# Problem details
State how many lines of the entries hold the string "ylabel", and nothing more.

# Exercise materials

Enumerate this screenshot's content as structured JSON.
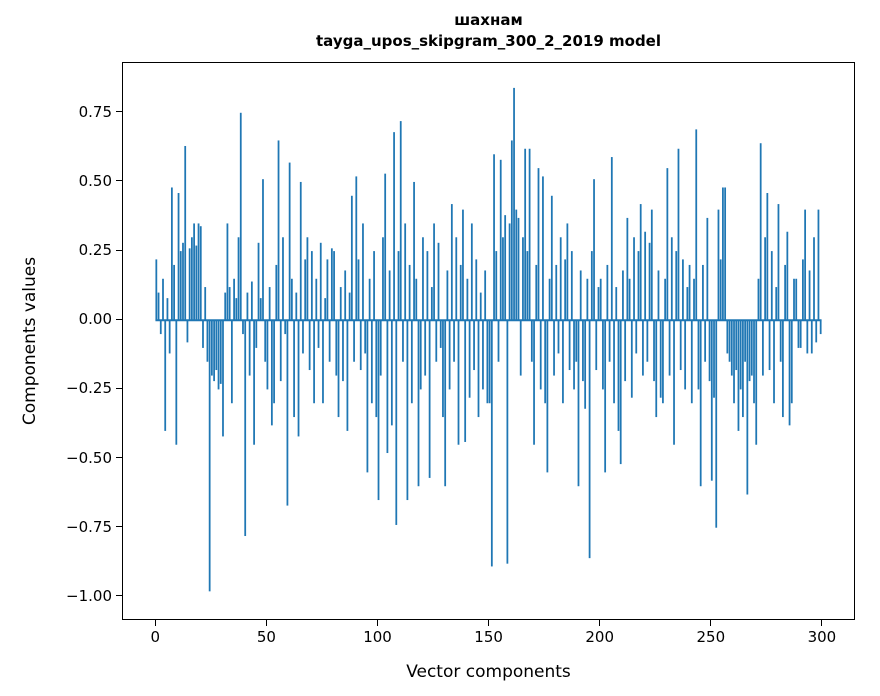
{
  "figure": {
    "title_line1": "шахнам",
    "title_line2": "tayga_upos_skipgram_300_2_2019 model",
    "xlabel": "Vector components",
    "ylabel": "Components values"
  },
  "chart_data": {
    "type": "bar",
    "title": "шахнам",
    "subtitle": "tayga_upos_skipgram_300_2_2019 model",
    "xlabel": "Vector components",
    "ylabel": "Components values",
    "bar_color": "#1f77b4",
    "n_bars": 300,
    "bar_width": 0.8,
    "grid": false,
    "legend": false,
    "xlim": [
      -15,
      314
    ],
    "ylim": [
      -1.08,
      0.93
    ],
    "x_ticks": [
      0,
      50,
      100,
      150,
      200,
      250,
      300
    ],
    "x_tick_labels": [
      "0",
      "50",
      "100",
      "150",
      "200",
      "250",
      "300"
    ],
    "y_ticks": [
      0.75,
      0.5,
      0.25,
      0.0,
      -0.25,
      -0.5,
      -0.75,
      -1.0
    ],
    "y_tick_labels": [
      "0.75",
      "0.50",
      "0.25",
      "0.00",
      "−0.25",
      "−0.50",
      "−0.75",
      "−1.00"
    ],
    "values": [
      0.22,
      0.1,
      -0.05,
      0.15,
      -0.4,
      0.08,
      -0.12,
      0.48,
      0.2,
      -0.45,
      0.46,
      0.25,
      0.28,
      0.63,
      -0.08,
      0.26,
      0.3,
      0.35,
      0.27,
      0.35,
      0.34,
      -0.1,
      0.12,
      -0.15,
      -0.98,
      -0.2,
      -0.22,
      -0.18,
      -0.25,
      -0.23,
      -0.42,
      0.1,
      0.35,
      0.12,
      -0.3,
      0.15,
      0.08,
      0.3,
      0.75,
      -0.05,
      -0.78,
      0.1,
      -0.2,
      0.14,
      -0.45,
      -0.1,
      0.28,
      0.08,
      0.51,
      -0.15,
      -0.25,
      0.12,
      -0.38,
      -0.3,
      0.2,
      0.65,
      -0.22,
      0.3,
      -0.05,
      -0.67,
      0.57,
      0.15,
      -0.35,
      0.1,
      -0.42,
      0.5,
      -0.12,
      0.22,
      0.3,
      -0.18,
      0.25,
      -0.3,
      0.15,
      -0.1,
      0.28,
      -0.3,
      0.08,
      0.22,
      -0.15,
      0.26,
      0.25,
      -0.2,
      -0.35,
      0.12,
      -0.22,
      0.18,
      -0.4,
      0.1,
      0.45,
      -0.15,
      0.52,
      0.22,
      -0.18,
      0.35,
      -0.12,
      -0.55,
      0.15,
      -0.3,
      0.25,
      -0.35,
      -0.65,
      -0.2,
      0.3,
      0.53,
      -0.48,
      0.18,
      -0.38,
      0.68,
      -0.74,
      0.25,
      0.72,
      -0.15,
      0.35,
      -0.65,
      0.2,
      -0.3,
      0.5,
      0.15,
      -0.6,
      -0.25,
      0.3,
      -0.2,
      0.25,
      -0.57,
      0.12,
      0.35,
      -0.15,
      0.28,
      -0.1,
      -0.35,
      -0.6,
      0.18,
      -0.25,
      0.42,
      -0.15,
      0.3,
      -0.45,
      0.2,
      0.4,
      -0.44,
      0.15,
      -0.28,
      0.35,
      -0.18,
      0.22,
      -0.35,
      0.1,
      -0.25,
      0.18,
      -0.3,
      -0.3,
      -0.89,
      0.6,
      0.25,
      -0.15,
      0.58,
      0.3,
      0.38,
      -0.88,
      0.35,
      0.65,
      0.84,
      0.4,
      0.37,
      -0.2,
      0.3,
      0.62,
      0.25,
      0.62,
      -0.15,
      -0.45,
      0.2,
      0.55,
      -0.25,
      0.52,
      -0.3,
      -0.55,
      0.15,
      0.45,
      -0.2,
      0.2,
      -0.12,
      0.3,
      -0.3,
      0.22,
      0.35,
      -0.18,
      0.25,
      -0.25,
      -0.15,
      -0.6,
      0.18,
      -0.22,
      -0.32,
      0.15,
      -0.86,
      0.25,
      0.51,
      -0.18,
      0.12,
      0.15,
      -0.25,
      -0.55,
      0.2,
      -0.15,
      0.59,
      -0.3,
      0.12,
      -0.4,
      -0.52,
      0.18,
      -0.22,
      0.37,
      0.15,
      -0.28,
      0.3,
      -0.12,
      0.25,
      0.42,
      -0.2,
      0.32,
      -0.15,
      0.28,
      0.4,
      -0.22,
      -0.35,
      0.18,
      -0.28,
      -0.3,
      0.15,
      0.55,
      -0.2,
      0.3,
      -0.45,
      0.25,
      0.62,
      -0.18,
      0.22,
      -0.25,
      0.12,
      0.2,
      -0.3,
      0.15,
      0.69,
      -0.25,
      -0.6,
      0.2,
      -0.15,
      0.37,
      -0.22,
      -0.58,
      -0.28,
      -0.75,
      0.4,
      0.22,
      0.48,
      0.48,
      -0.12,
      -0.15,
      -0.2,
      -0.3,
      -0.18,
      -0.4,
      -0.25,
      -0.35,
      -0.15,
      -0.63,
      -0.22,
      -0.2,
      -0.3,
      -0.45,
      0.15,
      0.64,
      -0.2,
      0.3,
      0.46,
      -0.18,
      0.25,
      -0.3,
      0.12,
      0.42,
      -0.15,
      -0.35,
      0.2,
      0.32,
      -0.38,
      -0.3,
      0.15,
      0.15,
      -0.1,
      -0.1,
      0.22,
      0.4,
      -0.12,
      0.18,
      -0.12,
      0.3,
      -0.08,
      0.4,
      -0.05
    ]
  }
}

# Written response
2